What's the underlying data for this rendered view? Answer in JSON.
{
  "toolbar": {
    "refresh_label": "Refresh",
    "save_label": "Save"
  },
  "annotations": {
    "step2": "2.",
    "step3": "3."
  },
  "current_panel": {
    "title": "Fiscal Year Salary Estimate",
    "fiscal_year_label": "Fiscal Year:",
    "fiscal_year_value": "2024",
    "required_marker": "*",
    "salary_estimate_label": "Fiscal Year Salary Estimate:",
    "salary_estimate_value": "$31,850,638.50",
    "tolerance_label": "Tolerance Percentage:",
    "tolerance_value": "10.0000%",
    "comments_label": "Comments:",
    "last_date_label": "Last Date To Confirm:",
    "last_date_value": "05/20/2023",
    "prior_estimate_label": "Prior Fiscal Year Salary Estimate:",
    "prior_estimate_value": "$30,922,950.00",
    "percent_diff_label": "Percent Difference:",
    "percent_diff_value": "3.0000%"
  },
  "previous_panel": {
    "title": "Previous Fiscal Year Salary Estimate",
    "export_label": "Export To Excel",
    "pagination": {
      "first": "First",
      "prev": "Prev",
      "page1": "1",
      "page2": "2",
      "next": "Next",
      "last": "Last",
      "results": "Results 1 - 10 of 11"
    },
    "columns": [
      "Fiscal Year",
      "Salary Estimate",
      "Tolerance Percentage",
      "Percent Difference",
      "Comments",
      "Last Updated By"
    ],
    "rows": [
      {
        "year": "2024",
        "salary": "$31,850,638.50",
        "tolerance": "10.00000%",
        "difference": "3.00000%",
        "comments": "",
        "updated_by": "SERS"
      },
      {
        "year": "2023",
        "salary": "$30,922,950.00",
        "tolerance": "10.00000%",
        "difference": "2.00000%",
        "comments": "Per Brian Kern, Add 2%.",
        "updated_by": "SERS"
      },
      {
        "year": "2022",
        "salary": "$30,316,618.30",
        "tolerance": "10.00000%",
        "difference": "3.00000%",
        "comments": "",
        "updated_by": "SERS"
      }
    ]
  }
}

--- Exercise description ---
Lines containing "title" are to be counted. State the total and add nothing.

--- Written solution ---
2